- **YOUR TASK**: From the entries that follow, extract each line holding the string "mesin".

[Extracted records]
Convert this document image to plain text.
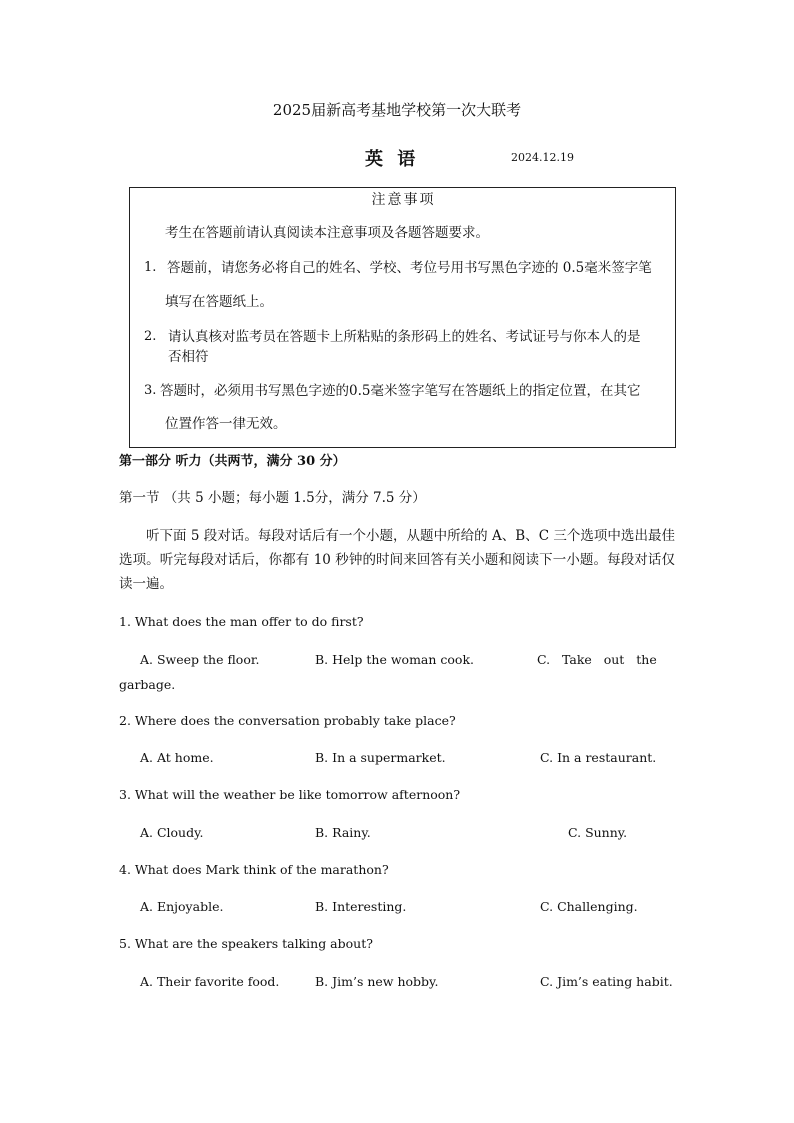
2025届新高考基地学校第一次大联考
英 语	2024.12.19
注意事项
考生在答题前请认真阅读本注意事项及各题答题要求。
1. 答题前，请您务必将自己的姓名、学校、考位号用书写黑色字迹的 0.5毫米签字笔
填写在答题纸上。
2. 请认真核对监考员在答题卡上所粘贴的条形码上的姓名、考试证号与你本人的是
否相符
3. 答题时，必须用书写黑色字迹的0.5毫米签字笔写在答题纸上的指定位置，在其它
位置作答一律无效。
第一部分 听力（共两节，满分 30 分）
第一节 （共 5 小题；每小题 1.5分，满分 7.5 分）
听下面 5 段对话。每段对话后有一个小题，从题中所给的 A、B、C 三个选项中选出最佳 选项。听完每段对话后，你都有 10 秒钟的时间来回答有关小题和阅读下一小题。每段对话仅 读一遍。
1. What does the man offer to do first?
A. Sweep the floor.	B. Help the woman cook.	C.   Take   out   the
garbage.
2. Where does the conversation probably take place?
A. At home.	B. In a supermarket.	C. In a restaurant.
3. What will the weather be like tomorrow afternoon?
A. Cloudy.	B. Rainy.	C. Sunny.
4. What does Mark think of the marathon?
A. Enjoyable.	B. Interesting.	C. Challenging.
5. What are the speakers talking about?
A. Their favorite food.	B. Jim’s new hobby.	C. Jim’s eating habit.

--

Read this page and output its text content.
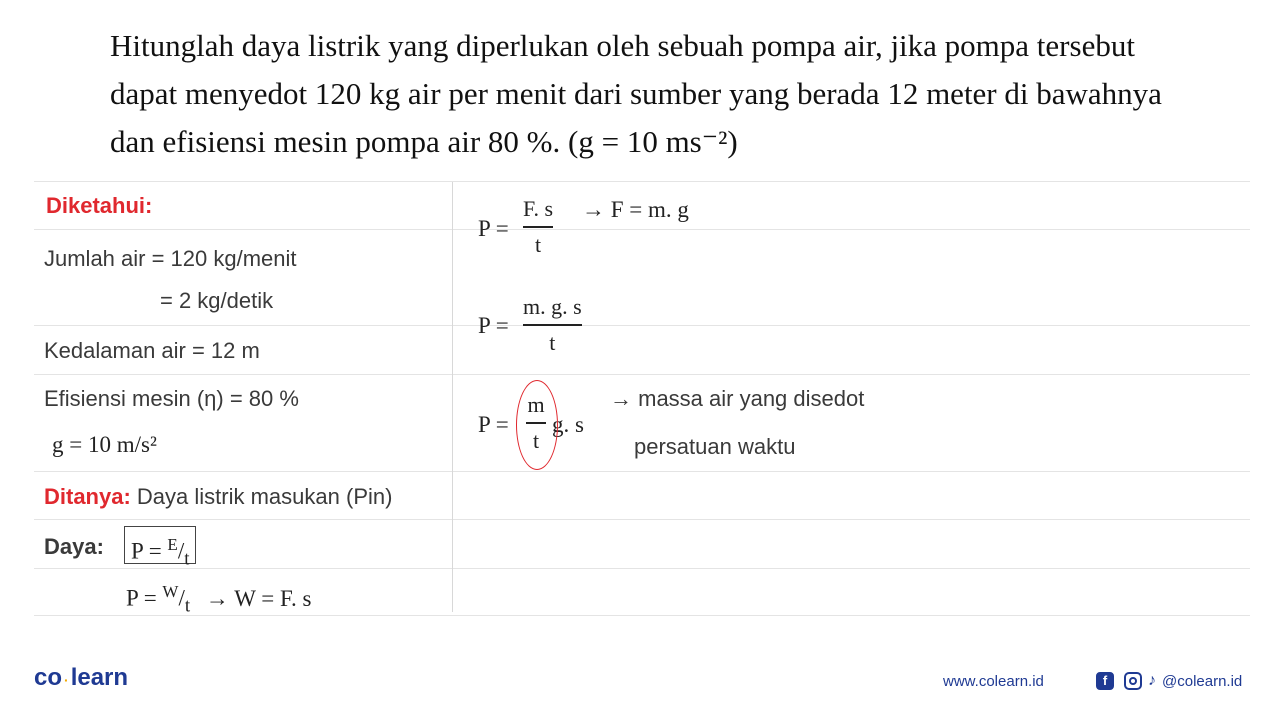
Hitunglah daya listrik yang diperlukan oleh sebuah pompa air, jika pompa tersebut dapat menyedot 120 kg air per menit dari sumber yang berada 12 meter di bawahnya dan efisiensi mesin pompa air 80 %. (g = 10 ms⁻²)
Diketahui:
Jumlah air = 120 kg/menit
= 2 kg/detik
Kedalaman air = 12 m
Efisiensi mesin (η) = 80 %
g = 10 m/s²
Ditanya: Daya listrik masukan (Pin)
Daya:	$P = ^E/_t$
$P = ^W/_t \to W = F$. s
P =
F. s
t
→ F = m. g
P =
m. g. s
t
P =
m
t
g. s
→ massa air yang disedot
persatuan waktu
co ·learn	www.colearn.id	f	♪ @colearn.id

...

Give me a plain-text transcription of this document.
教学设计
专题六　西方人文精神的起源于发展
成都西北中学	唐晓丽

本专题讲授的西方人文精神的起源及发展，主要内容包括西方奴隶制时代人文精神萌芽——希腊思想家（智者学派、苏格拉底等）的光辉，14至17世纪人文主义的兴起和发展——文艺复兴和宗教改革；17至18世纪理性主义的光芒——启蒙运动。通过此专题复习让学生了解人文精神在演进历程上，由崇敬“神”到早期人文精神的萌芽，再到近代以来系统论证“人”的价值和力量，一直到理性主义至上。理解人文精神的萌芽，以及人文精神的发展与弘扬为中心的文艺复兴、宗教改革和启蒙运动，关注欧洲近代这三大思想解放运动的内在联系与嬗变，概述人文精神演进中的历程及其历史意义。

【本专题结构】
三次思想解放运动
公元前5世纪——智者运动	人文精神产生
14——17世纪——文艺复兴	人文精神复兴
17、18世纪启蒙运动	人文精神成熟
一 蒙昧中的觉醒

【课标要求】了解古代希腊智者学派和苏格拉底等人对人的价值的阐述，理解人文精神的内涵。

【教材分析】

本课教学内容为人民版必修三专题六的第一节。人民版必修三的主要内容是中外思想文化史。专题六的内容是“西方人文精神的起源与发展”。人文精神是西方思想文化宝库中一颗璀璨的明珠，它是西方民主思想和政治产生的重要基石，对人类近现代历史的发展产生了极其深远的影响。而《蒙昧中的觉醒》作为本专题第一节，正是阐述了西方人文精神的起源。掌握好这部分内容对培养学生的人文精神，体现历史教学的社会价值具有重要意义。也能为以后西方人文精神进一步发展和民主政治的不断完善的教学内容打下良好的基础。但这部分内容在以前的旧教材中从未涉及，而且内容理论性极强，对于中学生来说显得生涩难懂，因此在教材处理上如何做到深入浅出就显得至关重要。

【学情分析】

- **ANSWER TO THE TASK**:
Hitunglah daya listrik yang diperlukan oleh sebuah pompa air, jika pompa tersebut dapat menyedot 120 kg air per menit dari sumber yang berada 12 meter di bawahnya dan efisiensi mesin pompa air 80 %. (g = 10 ms⁻²)
Efisiensi mesin (η) = 80 %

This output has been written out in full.